== What needs to be done ==
Every record must be written out once more, with nothing added or omitted.

═════ Supplied material ═════

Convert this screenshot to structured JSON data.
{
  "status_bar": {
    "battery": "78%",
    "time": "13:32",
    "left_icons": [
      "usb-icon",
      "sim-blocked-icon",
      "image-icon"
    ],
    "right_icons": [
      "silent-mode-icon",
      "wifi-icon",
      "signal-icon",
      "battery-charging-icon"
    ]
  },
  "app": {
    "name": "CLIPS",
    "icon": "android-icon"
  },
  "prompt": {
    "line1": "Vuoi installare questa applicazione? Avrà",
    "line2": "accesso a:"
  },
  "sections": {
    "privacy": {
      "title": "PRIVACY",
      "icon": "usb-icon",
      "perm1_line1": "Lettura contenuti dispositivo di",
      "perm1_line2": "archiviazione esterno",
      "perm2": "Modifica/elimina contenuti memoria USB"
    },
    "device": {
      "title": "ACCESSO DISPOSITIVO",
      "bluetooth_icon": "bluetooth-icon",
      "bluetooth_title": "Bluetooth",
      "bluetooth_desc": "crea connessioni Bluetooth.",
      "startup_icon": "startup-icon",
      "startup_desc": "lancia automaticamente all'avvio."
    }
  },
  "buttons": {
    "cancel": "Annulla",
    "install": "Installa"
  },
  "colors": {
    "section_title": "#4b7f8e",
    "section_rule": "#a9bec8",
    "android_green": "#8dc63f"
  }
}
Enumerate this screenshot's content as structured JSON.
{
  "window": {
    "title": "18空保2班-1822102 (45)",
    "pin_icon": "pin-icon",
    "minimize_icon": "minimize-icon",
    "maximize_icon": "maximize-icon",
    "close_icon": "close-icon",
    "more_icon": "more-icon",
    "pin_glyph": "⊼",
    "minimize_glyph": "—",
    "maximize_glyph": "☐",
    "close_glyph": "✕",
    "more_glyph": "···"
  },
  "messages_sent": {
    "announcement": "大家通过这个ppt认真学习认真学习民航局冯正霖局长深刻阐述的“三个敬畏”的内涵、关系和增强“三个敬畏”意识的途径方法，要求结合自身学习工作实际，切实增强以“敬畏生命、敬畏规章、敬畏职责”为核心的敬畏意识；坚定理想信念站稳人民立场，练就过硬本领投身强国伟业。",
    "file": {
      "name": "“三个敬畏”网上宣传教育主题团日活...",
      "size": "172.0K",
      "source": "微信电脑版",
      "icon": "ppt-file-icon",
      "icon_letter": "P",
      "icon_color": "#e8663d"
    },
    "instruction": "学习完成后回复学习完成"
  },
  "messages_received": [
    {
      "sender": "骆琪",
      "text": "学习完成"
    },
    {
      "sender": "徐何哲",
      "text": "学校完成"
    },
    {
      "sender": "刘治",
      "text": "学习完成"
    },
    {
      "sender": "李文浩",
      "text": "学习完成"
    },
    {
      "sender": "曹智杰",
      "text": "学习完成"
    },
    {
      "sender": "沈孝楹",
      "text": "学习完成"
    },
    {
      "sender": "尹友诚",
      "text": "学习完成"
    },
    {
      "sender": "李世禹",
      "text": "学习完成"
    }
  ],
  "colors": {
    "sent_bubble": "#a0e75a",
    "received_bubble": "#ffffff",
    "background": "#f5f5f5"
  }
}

═════

== Full output ==
Convert this screenshot to structured JSON data.
{
  "status_bar": {
    "battery": "78%",
    "time": "13:32",
    "left_icons": [
      "usb-icon",
      "sim-blocked-icon",
      "image-icon"
    ],
    "right_icons": [
      "silent-mode-icon",
      "wifi-icon",
      "signal-icon",
      "battery-charging-icon"
    ]
  },
  "app": {
    "name": "CLIPS",
    "icon": "android-icon"
  },
  "prompt": {
    "line1": "Vuoi installare questa applicazione? Avrà",
    "line2": "accesso a:"
  },
  "sections": {
    "privacy": {
      "title": "PRIVACY",
      "icon": "usb-icon",
      "perm1_line1": "Lettura contenuti dispositivo di",
      "perm1_line2": "archiviazione esterno",
      "perm2": "Modifica/elimina contenuti memoria USB"
    },
    "device": {
      "title": "ACCESSO DISPOSITIVO",
      "bluetooth_icon": "bluetooth-icon",
      "bluetooth_title": "Bluetooth",
      "bluetooth_desc": "crea connessioni Bluetooth.",
      "startup_icon": "startup-icon",
      "startup_desc": "lancia automaticamente all'avvio."
    }
  },
  "buttons": {
    "cancel": "Annulla",
    "install": "Installa"
  },
  "colors": {
    "section_title": "#4b7f8e",
    "section_rule": "#a9bec8",
    "android_green": "#8dc63f"
  }
}
Enumerate this screenshot's content as structured JSON.
{
  "window": {
    "title": "18空保2班-1822102 (45)",
    "pin_icon": "pin-icon",
    "minimize_icon": "minimize-icon",
    "maximize_icon": "maximize-icon",
    "close_icon": "close-icon",
    "more_icon": "more-icon",
    "pin_glyph": "⊼",
    "minimize_glyph": "—",
    "maximize_glyph": "☐",
    "close_glyph": "✕",
    "more_glyph": "···"
  },
  "messages_sent": {
    "announcement": "大家通过这个ppt认真学习认真学习民航局冯正霖局长深刻阐述的“三个敬畏”的内涵、关系和增强“三个敬畏”意识的途径方法，要求结合自身学习工作实际，切实增强以“敬畏生命、敬畏规章、敬畏职责”为核心的敬畏意识；坚定理想信念站稳人民立场，练就过硬本领投身强国伟业。",
    "file": {
      "name": "“三个敬畏”网上宣传教育主题团日活...",
      "size": "172.0K",
      "source": "微信电脑版",
      "icon": "ppt-file-icon",
      "icon_letter": "P",
      "icon_color": "#e8663d"
    },
    "instruction": "学习完成后回复学习完成"
  },
  "messages_received": [
    {
      "sender": "骆琪",
      "text": "学习完成"
    },
    {
      "sender": "徐何哲",
      "text": "学校完成"
    },
    {
      "sender": "刘治",
      "text": "学习完成"
    },
    {
      "sender": "李文浩",
      "text": "学习完成"
    },
    {
      "sender": "曹智杰",
      "text": "学习完成"
    },
    {
      "sender": "沈孝楹",
      "text": "学习完成"
    },
    {
      "sender": "尹友诚",
      "text": "学习完成"
    },
    {
      "sender": "李世禹",
      "text": "学习完成"
    }
  ],
  "colors": {
    "sent_bubble": "#a0e75a",
    "received_bubble": "#ffffff",
    "background": "#f5f5f5"
  }
}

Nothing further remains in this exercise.